[START OF Exercise inputs]

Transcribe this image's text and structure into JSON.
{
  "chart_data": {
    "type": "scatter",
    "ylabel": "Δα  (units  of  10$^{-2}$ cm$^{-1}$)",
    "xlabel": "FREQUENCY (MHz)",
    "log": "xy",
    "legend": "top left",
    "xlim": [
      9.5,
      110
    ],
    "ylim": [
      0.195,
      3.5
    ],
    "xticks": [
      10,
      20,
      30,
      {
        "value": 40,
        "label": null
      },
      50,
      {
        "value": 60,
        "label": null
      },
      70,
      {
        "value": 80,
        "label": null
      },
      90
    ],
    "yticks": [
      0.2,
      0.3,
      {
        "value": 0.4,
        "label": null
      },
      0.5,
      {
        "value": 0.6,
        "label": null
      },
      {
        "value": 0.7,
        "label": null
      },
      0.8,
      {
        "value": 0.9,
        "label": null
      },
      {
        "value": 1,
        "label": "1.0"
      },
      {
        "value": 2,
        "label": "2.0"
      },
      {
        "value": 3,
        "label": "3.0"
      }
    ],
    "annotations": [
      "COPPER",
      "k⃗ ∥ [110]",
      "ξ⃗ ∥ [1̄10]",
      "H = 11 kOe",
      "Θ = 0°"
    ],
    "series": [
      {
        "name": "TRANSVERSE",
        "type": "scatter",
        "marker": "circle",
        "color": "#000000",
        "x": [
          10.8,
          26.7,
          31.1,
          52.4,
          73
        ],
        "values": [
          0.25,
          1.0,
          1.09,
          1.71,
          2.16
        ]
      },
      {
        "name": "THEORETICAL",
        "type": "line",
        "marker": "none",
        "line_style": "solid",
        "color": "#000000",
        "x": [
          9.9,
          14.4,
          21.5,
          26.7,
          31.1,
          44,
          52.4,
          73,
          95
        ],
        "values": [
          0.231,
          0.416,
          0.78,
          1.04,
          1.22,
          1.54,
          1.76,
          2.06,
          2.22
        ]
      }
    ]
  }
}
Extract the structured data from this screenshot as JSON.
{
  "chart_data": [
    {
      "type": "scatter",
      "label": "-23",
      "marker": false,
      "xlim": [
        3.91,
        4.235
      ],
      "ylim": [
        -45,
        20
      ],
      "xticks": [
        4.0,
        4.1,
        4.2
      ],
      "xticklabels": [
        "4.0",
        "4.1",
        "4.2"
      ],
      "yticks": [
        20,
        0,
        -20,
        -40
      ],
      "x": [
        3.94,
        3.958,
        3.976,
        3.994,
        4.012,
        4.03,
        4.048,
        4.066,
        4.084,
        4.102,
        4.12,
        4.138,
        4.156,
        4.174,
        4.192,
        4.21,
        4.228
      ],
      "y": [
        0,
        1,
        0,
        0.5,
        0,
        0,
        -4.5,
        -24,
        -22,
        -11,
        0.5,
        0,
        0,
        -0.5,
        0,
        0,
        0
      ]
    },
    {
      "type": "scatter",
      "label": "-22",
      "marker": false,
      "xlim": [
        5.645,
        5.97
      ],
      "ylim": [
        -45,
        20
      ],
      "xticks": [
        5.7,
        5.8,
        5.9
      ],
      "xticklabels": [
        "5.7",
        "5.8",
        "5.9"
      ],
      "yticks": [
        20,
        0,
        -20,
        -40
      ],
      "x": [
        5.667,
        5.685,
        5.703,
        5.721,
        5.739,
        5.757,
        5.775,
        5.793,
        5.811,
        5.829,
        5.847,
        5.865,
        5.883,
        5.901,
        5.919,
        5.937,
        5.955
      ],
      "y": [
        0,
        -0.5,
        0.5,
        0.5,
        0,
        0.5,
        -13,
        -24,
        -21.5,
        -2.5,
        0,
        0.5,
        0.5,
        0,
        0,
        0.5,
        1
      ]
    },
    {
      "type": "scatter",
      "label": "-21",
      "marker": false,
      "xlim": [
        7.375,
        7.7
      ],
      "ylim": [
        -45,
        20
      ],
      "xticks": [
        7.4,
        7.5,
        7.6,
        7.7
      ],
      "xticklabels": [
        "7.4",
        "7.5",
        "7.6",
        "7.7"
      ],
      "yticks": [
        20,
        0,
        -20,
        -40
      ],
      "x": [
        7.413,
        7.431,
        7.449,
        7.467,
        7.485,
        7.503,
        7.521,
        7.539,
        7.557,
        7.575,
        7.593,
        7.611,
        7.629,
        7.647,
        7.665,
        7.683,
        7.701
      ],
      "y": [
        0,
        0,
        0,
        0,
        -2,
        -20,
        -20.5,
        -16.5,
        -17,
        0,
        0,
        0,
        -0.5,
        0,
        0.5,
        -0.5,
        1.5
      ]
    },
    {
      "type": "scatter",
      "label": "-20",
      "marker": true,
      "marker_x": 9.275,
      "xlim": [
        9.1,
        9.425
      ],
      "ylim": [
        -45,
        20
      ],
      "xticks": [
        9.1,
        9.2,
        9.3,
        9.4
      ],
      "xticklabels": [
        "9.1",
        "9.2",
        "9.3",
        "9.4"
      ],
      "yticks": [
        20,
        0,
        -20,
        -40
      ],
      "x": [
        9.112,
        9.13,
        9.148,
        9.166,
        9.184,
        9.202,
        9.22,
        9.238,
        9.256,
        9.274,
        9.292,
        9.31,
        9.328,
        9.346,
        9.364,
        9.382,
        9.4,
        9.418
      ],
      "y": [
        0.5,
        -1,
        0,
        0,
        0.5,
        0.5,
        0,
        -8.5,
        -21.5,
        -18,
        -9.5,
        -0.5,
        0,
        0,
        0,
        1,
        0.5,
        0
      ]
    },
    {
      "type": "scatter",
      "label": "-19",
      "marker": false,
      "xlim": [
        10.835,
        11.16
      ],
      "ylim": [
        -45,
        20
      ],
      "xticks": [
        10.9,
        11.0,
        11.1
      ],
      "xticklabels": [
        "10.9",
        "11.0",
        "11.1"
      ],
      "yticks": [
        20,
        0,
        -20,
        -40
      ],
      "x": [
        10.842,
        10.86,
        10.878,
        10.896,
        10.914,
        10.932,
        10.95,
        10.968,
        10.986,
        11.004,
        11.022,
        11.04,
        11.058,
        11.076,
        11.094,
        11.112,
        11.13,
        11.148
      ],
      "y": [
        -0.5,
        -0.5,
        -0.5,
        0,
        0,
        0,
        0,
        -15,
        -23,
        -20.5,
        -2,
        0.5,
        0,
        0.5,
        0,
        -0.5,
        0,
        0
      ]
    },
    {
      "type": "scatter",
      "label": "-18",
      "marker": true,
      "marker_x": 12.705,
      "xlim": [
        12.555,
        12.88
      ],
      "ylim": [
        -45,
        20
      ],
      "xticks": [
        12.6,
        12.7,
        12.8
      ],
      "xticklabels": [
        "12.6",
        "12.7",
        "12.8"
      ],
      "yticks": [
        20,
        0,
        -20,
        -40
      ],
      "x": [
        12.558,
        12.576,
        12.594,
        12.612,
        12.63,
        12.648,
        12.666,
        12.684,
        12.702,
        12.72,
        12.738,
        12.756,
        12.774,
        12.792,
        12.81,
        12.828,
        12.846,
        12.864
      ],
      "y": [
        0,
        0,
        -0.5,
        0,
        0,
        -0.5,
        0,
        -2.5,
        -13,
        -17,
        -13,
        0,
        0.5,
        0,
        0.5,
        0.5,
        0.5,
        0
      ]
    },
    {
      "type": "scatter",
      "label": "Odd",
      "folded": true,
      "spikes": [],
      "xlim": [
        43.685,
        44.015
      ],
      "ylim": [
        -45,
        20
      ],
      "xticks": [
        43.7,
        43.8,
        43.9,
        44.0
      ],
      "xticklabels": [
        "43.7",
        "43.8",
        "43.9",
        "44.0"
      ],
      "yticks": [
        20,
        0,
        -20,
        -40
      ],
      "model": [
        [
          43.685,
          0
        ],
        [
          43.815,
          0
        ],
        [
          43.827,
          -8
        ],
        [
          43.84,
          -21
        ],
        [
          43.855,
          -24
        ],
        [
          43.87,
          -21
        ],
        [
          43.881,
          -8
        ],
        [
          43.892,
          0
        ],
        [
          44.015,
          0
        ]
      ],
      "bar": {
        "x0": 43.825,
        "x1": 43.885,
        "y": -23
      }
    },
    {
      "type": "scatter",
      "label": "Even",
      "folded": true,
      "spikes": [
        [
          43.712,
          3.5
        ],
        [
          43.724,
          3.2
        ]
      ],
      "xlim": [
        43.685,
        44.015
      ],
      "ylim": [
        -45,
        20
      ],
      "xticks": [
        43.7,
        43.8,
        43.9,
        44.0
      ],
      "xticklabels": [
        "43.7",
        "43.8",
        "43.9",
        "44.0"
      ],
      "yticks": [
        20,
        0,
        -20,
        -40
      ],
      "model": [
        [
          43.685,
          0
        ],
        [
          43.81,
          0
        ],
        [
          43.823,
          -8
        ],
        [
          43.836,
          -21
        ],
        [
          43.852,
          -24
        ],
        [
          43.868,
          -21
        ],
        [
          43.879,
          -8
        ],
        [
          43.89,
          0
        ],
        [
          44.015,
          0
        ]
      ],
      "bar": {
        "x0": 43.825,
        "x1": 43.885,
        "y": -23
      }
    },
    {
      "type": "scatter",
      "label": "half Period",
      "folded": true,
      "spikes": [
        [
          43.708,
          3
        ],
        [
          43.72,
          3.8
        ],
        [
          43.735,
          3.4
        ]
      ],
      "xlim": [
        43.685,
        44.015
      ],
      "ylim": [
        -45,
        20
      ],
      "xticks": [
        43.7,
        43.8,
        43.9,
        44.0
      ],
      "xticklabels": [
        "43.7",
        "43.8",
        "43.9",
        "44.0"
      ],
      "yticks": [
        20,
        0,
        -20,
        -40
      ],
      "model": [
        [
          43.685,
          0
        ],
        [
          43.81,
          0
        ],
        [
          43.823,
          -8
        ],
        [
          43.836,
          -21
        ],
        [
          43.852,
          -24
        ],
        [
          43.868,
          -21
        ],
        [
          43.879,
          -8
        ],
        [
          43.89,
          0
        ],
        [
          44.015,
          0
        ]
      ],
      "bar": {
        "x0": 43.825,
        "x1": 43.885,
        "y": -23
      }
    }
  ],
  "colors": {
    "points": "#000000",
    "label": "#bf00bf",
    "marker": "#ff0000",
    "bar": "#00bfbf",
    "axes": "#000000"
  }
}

[END OF Exercise inputs]

• Task instructions:
Write out every line of the preceding listing that contains "this".

• Full response:
Transcribe this image's text and structure into JSON.
Extract the structured data from this screenshot as JSON.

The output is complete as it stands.